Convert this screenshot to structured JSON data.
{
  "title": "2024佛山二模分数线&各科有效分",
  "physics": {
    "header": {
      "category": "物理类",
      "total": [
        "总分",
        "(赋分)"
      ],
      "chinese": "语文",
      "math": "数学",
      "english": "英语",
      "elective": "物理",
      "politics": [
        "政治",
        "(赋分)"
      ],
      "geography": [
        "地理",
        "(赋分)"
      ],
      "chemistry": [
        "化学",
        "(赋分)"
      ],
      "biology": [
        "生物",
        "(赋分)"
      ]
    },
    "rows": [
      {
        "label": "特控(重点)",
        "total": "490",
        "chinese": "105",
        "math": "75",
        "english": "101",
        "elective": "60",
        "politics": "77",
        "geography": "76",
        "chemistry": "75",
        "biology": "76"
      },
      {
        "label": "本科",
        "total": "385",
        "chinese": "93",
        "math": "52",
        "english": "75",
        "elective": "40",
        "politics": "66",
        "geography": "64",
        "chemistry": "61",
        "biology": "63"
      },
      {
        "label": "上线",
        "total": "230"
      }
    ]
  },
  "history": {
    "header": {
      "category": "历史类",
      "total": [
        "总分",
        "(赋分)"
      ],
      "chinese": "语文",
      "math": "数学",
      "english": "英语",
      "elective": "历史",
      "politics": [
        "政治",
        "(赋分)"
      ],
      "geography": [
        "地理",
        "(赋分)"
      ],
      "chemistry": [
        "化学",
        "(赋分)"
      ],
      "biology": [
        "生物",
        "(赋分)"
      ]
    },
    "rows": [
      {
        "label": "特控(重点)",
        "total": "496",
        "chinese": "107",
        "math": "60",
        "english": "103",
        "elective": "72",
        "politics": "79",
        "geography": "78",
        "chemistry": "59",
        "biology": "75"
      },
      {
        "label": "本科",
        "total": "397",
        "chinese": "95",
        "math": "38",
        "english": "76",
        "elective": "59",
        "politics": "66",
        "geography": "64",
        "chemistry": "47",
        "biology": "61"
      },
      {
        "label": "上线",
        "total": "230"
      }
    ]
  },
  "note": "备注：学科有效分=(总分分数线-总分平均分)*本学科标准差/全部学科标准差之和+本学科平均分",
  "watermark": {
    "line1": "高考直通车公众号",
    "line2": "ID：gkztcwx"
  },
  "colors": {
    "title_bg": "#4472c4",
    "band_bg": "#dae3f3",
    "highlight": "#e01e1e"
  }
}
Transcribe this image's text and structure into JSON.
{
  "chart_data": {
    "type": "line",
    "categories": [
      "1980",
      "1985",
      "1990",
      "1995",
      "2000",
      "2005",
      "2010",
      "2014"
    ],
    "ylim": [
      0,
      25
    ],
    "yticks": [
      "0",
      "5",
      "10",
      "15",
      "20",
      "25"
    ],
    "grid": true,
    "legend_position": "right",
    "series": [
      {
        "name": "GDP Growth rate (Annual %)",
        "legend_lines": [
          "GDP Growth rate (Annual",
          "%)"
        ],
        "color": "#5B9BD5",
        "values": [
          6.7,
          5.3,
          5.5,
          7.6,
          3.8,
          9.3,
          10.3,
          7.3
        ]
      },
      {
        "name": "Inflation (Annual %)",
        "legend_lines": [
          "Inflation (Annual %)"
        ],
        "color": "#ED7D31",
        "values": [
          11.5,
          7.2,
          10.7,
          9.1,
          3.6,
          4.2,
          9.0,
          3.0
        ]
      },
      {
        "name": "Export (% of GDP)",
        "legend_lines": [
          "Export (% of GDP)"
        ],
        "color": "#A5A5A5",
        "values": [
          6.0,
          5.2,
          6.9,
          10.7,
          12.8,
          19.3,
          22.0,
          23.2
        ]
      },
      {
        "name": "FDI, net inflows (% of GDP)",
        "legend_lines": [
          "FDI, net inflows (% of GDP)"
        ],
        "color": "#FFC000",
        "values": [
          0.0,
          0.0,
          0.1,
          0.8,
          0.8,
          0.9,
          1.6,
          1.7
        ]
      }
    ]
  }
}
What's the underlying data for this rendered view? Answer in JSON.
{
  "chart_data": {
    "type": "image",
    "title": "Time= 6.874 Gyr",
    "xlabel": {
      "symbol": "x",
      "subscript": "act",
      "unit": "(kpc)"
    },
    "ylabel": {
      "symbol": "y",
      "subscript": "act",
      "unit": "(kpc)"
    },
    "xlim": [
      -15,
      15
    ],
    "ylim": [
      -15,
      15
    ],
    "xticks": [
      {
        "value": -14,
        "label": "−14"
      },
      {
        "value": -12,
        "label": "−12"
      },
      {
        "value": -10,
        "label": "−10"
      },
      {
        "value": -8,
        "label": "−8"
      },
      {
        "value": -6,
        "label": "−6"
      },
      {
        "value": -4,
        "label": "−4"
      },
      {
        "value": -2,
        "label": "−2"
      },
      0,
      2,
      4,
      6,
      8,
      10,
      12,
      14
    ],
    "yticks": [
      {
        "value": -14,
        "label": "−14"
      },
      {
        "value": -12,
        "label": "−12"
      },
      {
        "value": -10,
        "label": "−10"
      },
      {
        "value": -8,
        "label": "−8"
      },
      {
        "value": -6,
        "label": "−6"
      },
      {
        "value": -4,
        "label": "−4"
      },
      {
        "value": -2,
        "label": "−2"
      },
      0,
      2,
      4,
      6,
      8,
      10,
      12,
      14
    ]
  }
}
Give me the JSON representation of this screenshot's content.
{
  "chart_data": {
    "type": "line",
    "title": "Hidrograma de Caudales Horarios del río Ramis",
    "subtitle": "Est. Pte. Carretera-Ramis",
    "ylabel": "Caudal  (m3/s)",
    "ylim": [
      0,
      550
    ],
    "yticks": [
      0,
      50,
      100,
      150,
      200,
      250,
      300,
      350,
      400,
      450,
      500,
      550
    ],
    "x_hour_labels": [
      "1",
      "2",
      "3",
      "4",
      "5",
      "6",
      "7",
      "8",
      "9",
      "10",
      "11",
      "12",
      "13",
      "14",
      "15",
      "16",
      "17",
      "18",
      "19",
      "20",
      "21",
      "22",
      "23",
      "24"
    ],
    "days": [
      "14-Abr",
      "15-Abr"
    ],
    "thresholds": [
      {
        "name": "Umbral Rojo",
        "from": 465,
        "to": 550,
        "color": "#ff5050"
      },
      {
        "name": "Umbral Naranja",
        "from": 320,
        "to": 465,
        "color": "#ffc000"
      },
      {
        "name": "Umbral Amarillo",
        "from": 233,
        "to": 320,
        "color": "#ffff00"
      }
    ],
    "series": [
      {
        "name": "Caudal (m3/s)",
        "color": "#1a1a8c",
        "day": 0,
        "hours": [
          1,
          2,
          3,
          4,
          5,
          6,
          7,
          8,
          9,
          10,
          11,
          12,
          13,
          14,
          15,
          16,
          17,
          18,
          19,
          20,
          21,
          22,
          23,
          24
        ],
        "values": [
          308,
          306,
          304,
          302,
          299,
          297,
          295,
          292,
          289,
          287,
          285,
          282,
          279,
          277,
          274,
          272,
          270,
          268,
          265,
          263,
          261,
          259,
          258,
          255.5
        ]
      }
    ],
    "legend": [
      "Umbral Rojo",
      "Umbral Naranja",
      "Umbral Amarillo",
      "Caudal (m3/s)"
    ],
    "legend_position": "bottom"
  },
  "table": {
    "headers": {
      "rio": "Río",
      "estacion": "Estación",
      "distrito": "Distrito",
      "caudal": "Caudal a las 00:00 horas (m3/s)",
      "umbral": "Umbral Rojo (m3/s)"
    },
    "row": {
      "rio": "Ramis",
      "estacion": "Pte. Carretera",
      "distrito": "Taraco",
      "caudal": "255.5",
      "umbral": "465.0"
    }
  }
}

----

* [Objective] Go through the material line by line. Show each line that contains the string "name".

* [Answer to this exercise]
        "name": "GDP Growth rate (Annual %)",
        "name": "Inflation (Annual %)",
        "name": "Export (% of GDP)",
        "name": "FDI, net inflows (% of GDP)",
        "name": "Umbral Rojo",
        "name": "Umbral Naranja",
        "name": "Umbral Amarillo",
        "name": "Caudal (m3/s)",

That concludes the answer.